* PROBLEM STATEMENT *
Your answer should be a single number: the count of lines in the material below that hold "Matemática".

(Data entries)
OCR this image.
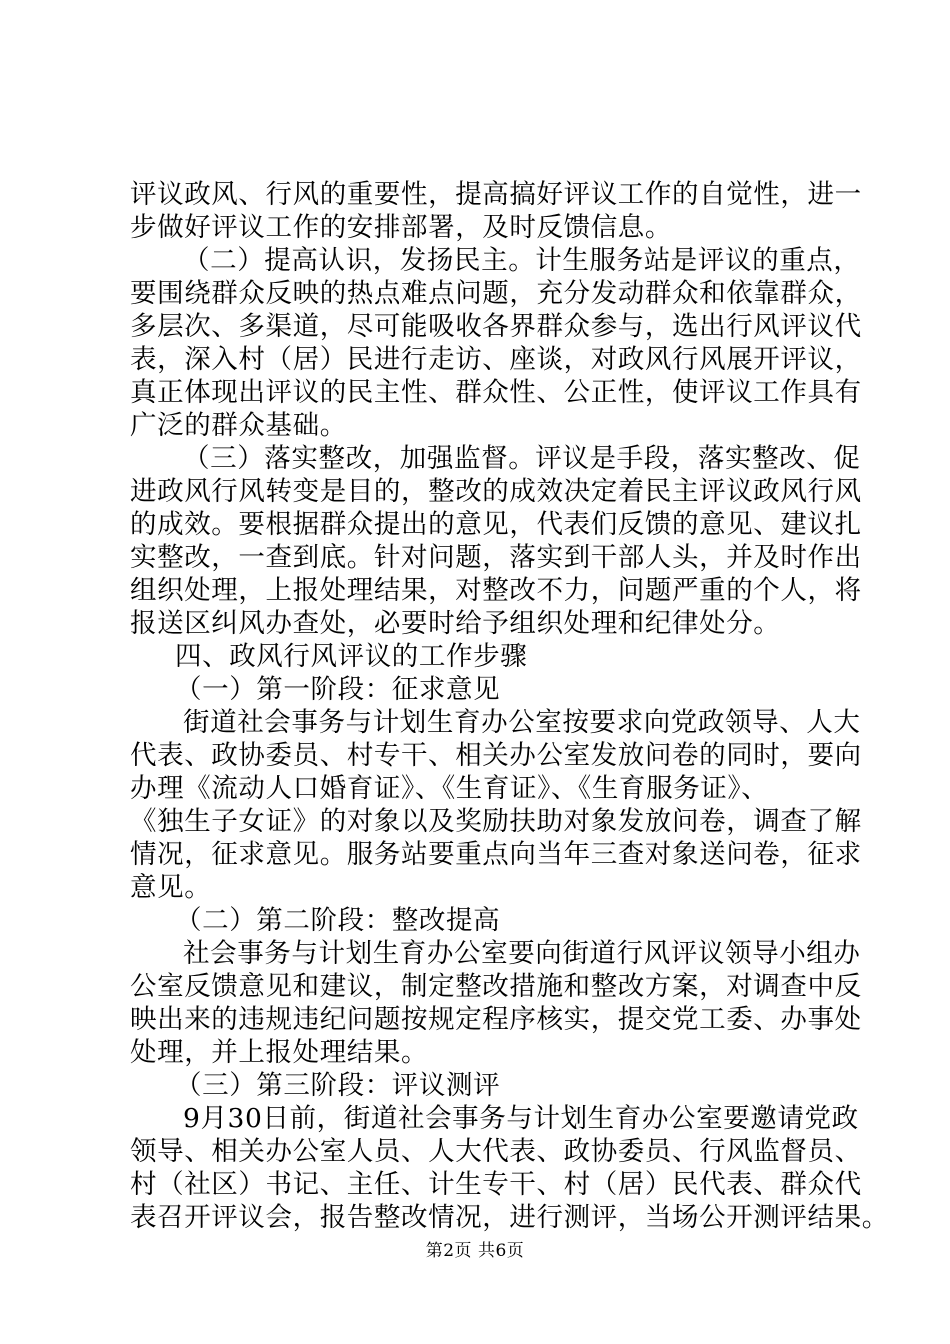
评议政风、行风的重要性，提高搞好评议工作的自觉性，进一
步做好评议工作的安排部署，及时反馈信息。
（二）提高认识，发扬民主。计生服务站是评议的重点，
要围绕群众反映的热点难点问题，充分发动群众和依靠群众，
多层次、多渠道，尽可能吸收各界群众参与，选出行风评议代
表，深入村（居）民进行走访、座谈，对政风行风展开评议，
真正体现出评议的民主性、群众性、公正性，使评议工作具有
广泛的群众基础。
（三）落实整改，加强监督。评议是手段，落实整改、促
进政风行风转变是目的，整改的成效决定着民主评议政风行风
的成效。要根据群众提出的意见，代表们反馈的意见、建议扎
实整改，一查到底。针对问题，落实到干部人头，并及时作出
组织处理，上报处理结果，对整改不力，问题严重的个人，将
报送区纠风办查处，必要时给予组织处理和纪律处分。
四、政风行风评议的工作步骤
（一）第一阶段：征求意见
街道社会事务与计划生育办公室按要求向党政领导、人大
代表、政协委员、村专干、相关办公室发放问卷的同时，要向
办理《流动人口婚育证》、《生育证》、《生育服务证》、
《独生子女证》的对象以及奖励扶助对象发放问卷，调查了解
情况，征求意见。服务站要重点向当年三查对象送问卷，征求
意见。
（二）第二阶段：整改提高
社会事务与计划生育办公室要向街道行风评议领导小组办
公室反馈意见和建议，制定整改措施和整改方案，对调查中反
映出来的违规违纪问题按规定程序核实，提交党工委、办事处
处理，并上报处理结果。
（三）第三阶段：评议测评
9月30日前，街道社会事务与计划生育办公室要邀请党政
领导、相关办公室人员、人大代表、政协委员、行风监督员、
村（社区）书记、主任、计生专干、村（居）民代表、群众代
表召开评议会，报告整改情况，进行测评，当场公开测评结果。
第2页 共6页
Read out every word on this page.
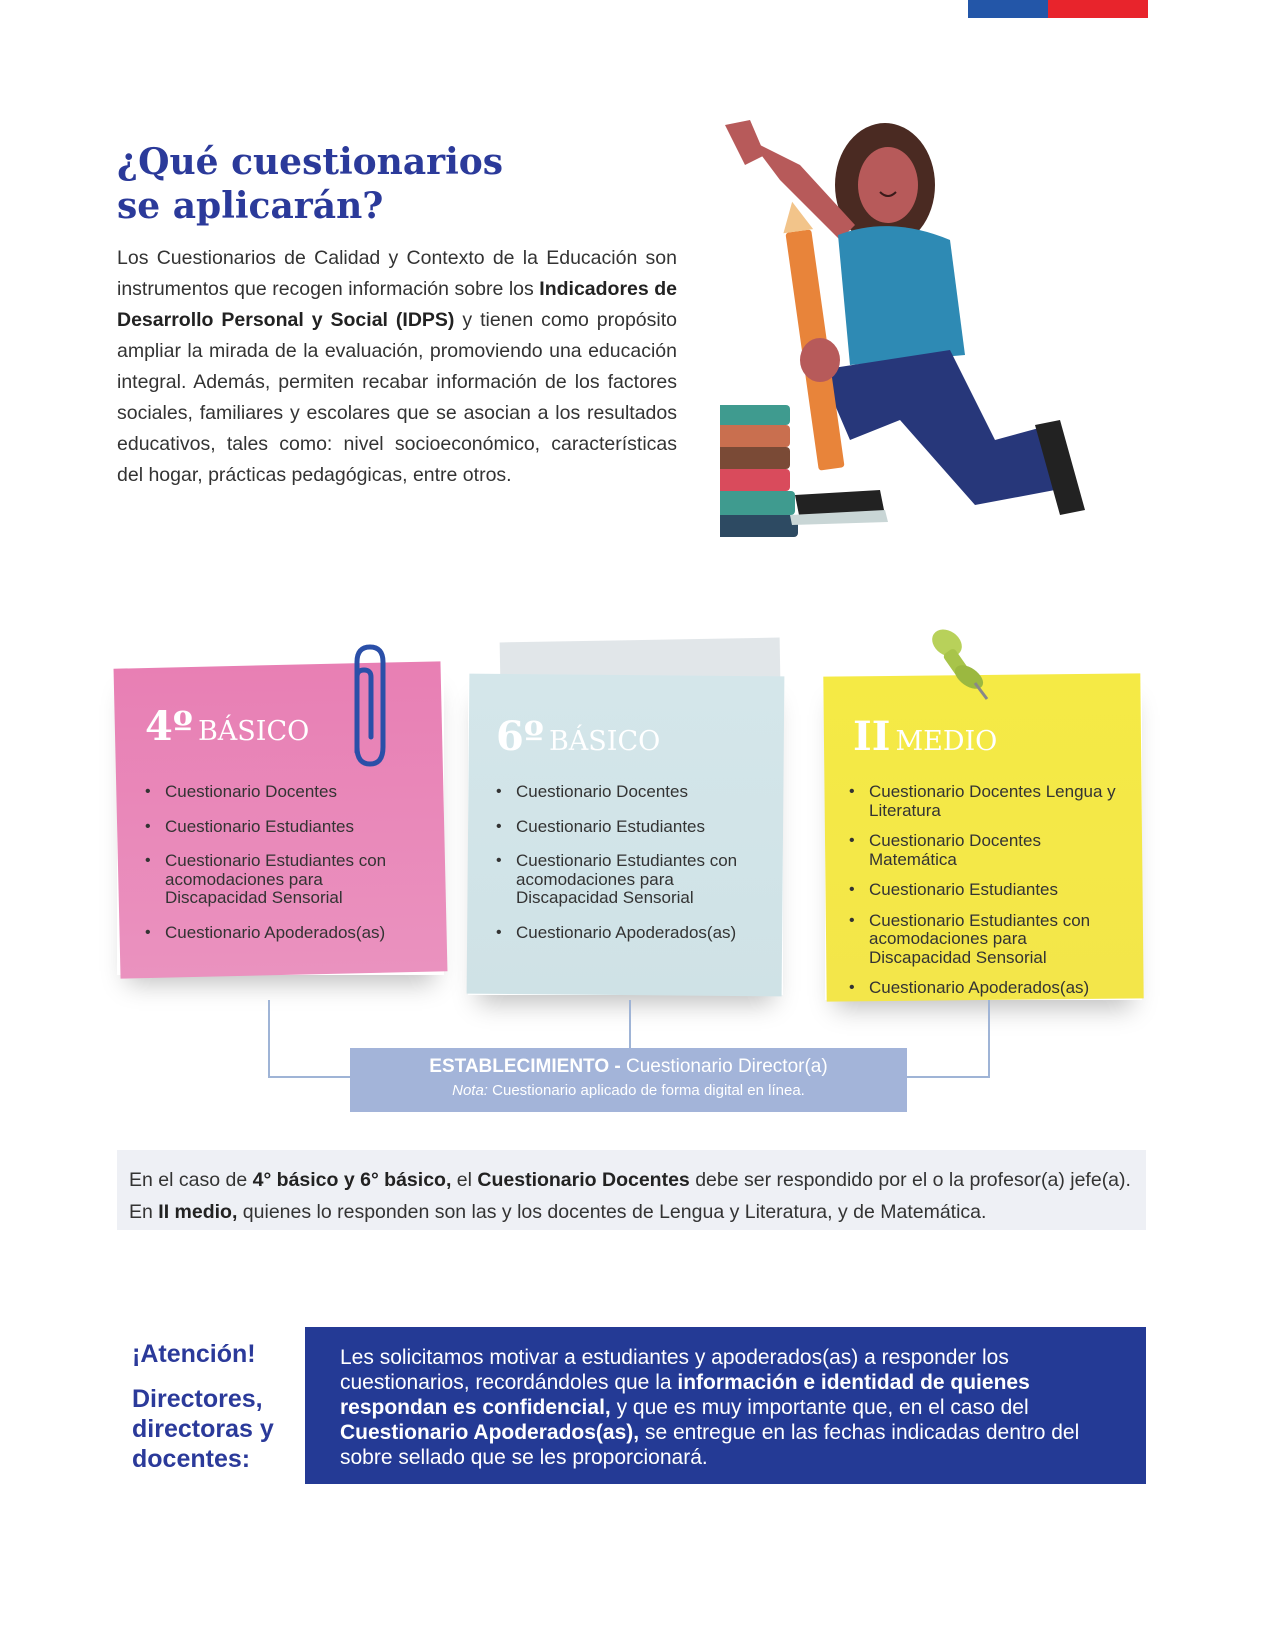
¿Qué cuestionarios
se aplicarán?

Los Cuestionarios de Calidad y Contexto de la Educación son instrumentos que recogen información sobre los Indicadores de Desarrollo Personal y Social (IDPS) y tienen como propósito ampliar la mirada de la evaluación, promoviendo una educación integral. Además, permiten recabar información de los factores sociales, familiares y escolares que se asocian a los resultados educativos, tales como: nivel socioeconómico, características del hogar, prácticas pedagógicas, entre otros.

4º BÁSICO
• Cuestionario Docentes
• Cuestionario Estudiantes
• Cuestionario Estudiantes con acomodaciones para Discapacidad Sensorial
• Cuestionario Apoderados(as)
6º BÁSICO
• Cuestionario Docentes
• Cuestionario Estudiantes
• Cuestionario Estudiantes con acomodaciones para Discapacidad Sensorial
• Cuestionario Apoderados(as)
II MEDIO
• Cuestionario Docentes Lengua y Literatura
• Cuestionario Docentes Matemática
• Cuestionario Estudiantes
• Cuestionario Estudiantes con acomodaciones para Discapacidad Sensorial
• Cuestionario Apoderados(as)
ESTABLECIMIENTO - Cuestionario Director(a)
Nota: Cuestionario aplicado de forma digital en línea.
En el caso de 4° básico y 6° básico, el Cuestionario Docentes debe ser respondido por el o la profesor(a) jefe(a). En II medio, quienes lo responden son las y los docentes de Lengua y Literatura, y de Matemática.
¡Atención!
Directores, directoras y docentes:
Les solicitamos motivar a estudiantes y apoderados(as) a responder los cuestionarios, recordándoles que la información e identidad de quienes respondan es confidencial, y que es muy importante que, en el caso del Cuestionario Apoderados(as), se entregue en las fechas indicadas dentro del sobre sellado que se les proporcionará.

* OUTPUT OF THE EXERCISE *
2